> [GIVEN REQUEST]: Give the data below again, word for word.

> [RECORDS FOR THE EXERCISE]:
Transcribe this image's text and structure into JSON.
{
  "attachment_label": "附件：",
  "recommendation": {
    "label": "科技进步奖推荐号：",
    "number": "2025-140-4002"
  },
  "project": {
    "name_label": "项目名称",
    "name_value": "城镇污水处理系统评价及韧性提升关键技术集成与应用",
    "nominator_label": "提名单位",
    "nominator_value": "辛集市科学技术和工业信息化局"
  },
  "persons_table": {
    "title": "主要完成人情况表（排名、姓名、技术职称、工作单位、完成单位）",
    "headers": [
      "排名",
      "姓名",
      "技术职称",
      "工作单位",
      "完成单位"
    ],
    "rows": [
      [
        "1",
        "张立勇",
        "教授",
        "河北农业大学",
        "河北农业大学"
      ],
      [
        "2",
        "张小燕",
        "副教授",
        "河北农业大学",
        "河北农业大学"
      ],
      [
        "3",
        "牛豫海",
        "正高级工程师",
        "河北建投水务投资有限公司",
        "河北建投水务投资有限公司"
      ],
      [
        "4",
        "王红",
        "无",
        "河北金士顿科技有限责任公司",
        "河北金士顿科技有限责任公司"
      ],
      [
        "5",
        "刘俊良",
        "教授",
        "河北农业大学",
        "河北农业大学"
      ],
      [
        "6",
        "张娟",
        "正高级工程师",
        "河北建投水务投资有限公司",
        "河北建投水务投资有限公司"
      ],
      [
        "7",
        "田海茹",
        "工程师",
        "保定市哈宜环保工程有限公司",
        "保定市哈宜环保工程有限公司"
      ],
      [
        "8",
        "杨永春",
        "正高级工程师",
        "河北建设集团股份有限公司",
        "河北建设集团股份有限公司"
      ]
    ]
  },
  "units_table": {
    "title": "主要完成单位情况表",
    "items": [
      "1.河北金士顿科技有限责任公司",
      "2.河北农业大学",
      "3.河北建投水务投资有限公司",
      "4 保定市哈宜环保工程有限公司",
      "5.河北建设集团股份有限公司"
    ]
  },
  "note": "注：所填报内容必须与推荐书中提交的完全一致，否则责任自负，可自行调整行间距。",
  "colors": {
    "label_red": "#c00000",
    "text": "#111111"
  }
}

> [OUTPUT]:
Transcribe this image's text and structure into JSON.
{
  "attachment_label": "附件：",
  "recommendation": {
    "label": "科技进步奖推荐号：",
    "number": "2025-140-4002"
  },
  "project": {
    "name_label": "项目名称",
    "name_value": "城镇污水处理系统评价及韧性提升关键技术集成与应用",
    "nominator_label": "提名单位",
    "nominator_value": "辛集市科学技术和工业信息化局"
  },
  "persons_table": {
    "title": "主要完成人情况表（排名、姓名、技术职称、工作单位、完成单位）",
    "headers": [
      "排名",
      "姓名",
      "技术职称",
      "工作单位",
      "完成单位"
    ],
    "rows": [
      [
        "1",
        "张立勇",
        "教授",
        "河北农业大学",
        "河北农业大学"
      ],
      [
        "2",
        "张小燕",
        "副教授",
        "河北农业大学",
        "河北农业大学"
      ],
      [
        "3",
        "牛豫海",
        "正高级工程师",
        "河北建投水务投资有限公司",
        "河北建投水务投资有限公司"
      ],
      [
        "4",
        "王红",
        "无",
        "河北金士顿科技有限责任公司",
        "河北金士顿科技有限责任公司"
      ],
      [
        "5",
        "刘俊良",
        "教授",
        "河北农业大学",
        "河北农业大学"
      ],
      [
        "6",
        "张娟",
        "正高级工程师",
        "河北建投水务投资有限公司",
        "河北建投水务投资有限公司"
      ],
      [
        "7",
        "田海茹",
        "工程师",
        "保定市哈宜环保工程有限公司",
        "保定市哈宜环保工程有限公司"
      ],
      [
        "8",
        "杨永春",
        "正高级工程师",
        "河北建设集团股份有限公司",
        "河北建设集团股份有限公司"
      ]
    ]
  },
  "units_table": {
    "title": "主要完成单位情况表",
    "items": [
      "1.河北金士顿科技有限责任公司",
      "2.河北农业大学",
      "3.河北建投水务投资有限公司",
      "4 保定市哈宜环保工程有限公司",
      "5.河北建设集团股份有限公司"
    ]
  },
  "note": "注：所填报内容必须与推荐书中提交的完全一致，否则责任自负，可自行调整行间距。",
  "colors": {
    "label_red": "#c00000",
    "text": "#111111"
  }
}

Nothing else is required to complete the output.